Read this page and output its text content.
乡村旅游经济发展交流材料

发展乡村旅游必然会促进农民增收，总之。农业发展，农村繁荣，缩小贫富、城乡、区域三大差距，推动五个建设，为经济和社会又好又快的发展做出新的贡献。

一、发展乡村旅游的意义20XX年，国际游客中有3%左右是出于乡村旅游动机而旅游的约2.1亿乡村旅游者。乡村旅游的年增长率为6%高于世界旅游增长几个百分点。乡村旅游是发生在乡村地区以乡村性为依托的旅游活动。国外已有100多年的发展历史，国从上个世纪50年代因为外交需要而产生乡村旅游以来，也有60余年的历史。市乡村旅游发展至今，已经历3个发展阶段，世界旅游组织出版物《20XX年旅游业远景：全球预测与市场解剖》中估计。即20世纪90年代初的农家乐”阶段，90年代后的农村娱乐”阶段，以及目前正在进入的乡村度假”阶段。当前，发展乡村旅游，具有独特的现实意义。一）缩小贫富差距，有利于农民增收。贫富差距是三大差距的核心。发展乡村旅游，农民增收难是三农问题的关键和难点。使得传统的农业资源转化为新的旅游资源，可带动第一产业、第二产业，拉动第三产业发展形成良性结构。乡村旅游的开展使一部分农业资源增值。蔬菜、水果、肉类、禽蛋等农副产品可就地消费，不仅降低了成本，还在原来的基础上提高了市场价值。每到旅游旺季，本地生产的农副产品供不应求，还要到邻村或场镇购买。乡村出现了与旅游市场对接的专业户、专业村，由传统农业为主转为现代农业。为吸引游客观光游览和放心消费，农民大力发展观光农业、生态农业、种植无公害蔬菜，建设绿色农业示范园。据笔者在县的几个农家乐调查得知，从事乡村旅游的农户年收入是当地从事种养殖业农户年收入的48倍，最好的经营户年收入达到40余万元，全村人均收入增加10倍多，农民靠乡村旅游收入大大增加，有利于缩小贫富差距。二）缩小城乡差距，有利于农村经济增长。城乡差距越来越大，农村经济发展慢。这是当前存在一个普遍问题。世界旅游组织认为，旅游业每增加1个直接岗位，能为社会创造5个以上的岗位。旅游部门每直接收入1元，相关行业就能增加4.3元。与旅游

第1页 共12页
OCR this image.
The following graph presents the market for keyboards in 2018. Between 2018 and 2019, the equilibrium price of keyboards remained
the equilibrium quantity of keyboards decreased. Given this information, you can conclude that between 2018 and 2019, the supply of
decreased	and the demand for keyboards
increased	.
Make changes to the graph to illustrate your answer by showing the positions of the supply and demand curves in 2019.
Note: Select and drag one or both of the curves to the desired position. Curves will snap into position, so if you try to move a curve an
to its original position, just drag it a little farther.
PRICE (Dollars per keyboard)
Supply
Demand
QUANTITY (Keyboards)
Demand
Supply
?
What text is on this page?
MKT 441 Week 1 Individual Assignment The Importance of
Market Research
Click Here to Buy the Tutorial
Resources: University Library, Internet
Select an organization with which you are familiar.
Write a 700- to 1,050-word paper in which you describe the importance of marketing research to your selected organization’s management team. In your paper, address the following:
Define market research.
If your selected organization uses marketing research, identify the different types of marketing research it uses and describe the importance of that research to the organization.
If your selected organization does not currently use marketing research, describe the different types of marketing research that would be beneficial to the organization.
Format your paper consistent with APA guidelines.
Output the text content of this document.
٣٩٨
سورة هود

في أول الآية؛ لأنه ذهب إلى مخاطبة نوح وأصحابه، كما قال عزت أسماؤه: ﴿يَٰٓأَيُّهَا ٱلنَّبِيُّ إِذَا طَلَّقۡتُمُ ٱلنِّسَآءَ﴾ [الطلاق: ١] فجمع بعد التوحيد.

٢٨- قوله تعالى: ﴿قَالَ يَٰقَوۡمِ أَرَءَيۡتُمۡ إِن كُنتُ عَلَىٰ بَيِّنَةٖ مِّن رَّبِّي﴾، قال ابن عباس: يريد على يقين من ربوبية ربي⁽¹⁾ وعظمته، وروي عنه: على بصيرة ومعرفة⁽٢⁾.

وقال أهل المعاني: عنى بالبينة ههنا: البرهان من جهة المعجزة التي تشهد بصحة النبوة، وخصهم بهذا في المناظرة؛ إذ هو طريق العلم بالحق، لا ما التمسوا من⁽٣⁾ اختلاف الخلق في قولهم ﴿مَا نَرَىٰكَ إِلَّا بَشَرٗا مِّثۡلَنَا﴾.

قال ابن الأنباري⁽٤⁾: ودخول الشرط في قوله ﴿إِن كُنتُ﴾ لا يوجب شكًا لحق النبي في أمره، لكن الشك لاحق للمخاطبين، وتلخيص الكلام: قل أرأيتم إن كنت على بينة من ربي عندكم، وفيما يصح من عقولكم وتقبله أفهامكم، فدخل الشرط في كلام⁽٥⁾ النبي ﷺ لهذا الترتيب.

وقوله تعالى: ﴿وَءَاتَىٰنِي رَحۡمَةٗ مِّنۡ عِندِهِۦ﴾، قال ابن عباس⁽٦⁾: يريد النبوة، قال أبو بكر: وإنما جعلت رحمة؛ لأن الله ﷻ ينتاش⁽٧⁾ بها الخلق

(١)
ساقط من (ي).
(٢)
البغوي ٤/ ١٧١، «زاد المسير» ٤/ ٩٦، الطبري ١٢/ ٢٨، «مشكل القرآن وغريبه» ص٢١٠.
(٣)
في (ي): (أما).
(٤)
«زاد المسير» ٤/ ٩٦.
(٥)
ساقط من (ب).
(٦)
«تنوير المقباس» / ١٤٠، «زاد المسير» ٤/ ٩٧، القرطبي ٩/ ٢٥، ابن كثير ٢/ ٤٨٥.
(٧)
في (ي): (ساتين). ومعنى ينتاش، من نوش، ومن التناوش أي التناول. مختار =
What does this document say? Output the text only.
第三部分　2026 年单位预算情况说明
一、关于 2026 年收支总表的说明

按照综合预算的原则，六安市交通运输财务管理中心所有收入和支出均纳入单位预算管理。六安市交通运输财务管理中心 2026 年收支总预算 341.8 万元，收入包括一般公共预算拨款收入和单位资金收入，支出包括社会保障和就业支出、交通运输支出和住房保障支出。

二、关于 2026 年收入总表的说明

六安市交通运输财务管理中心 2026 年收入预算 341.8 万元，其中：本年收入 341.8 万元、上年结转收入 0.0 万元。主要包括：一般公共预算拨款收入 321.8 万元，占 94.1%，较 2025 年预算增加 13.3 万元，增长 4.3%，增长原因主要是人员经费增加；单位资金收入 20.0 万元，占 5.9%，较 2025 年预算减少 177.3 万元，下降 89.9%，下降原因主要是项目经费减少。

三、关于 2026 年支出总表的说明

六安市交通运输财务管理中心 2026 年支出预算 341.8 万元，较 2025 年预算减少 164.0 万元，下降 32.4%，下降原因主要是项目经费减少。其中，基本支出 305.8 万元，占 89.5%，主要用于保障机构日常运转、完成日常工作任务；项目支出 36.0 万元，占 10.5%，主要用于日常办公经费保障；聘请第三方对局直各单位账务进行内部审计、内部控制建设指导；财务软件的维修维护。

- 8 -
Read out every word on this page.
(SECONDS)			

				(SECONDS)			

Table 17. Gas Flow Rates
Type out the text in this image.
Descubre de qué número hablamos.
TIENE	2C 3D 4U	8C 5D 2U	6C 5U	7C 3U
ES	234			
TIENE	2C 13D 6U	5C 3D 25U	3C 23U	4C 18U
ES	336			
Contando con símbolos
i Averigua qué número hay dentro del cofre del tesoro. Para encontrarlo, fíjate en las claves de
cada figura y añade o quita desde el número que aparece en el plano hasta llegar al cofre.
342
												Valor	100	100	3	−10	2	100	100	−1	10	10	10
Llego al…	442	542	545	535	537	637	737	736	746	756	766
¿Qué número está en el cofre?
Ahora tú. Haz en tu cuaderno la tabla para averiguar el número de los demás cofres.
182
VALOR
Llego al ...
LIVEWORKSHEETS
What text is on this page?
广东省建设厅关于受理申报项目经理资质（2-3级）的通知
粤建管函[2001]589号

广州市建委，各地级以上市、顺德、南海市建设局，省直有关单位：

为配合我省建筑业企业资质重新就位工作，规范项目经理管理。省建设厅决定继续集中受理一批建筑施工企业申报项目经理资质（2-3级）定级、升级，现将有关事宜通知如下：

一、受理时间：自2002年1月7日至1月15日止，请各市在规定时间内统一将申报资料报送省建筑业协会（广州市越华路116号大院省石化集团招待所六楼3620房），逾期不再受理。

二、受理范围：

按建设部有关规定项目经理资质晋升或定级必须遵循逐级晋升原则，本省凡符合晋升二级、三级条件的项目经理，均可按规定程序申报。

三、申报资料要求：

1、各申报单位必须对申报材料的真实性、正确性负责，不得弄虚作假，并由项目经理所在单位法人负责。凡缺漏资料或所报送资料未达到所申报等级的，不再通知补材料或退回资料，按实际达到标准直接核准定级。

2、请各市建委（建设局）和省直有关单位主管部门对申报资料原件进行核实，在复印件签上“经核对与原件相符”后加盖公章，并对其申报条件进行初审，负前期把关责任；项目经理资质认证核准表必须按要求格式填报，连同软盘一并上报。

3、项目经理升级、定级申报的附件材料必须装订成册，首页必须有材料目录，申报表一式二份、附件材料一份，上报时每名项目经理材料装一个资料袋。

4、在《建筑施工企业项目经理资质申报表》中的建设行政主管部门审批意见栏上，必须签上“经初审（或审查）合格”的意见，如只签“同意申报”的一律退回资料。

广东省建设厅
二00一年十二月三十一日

-=-=-=-=-

PROMPT: Copy out each line of the material that holds the word "document".

RESPONSE TO THIS TASK:
Output the text content of this document.
What does this document say? Output the text only.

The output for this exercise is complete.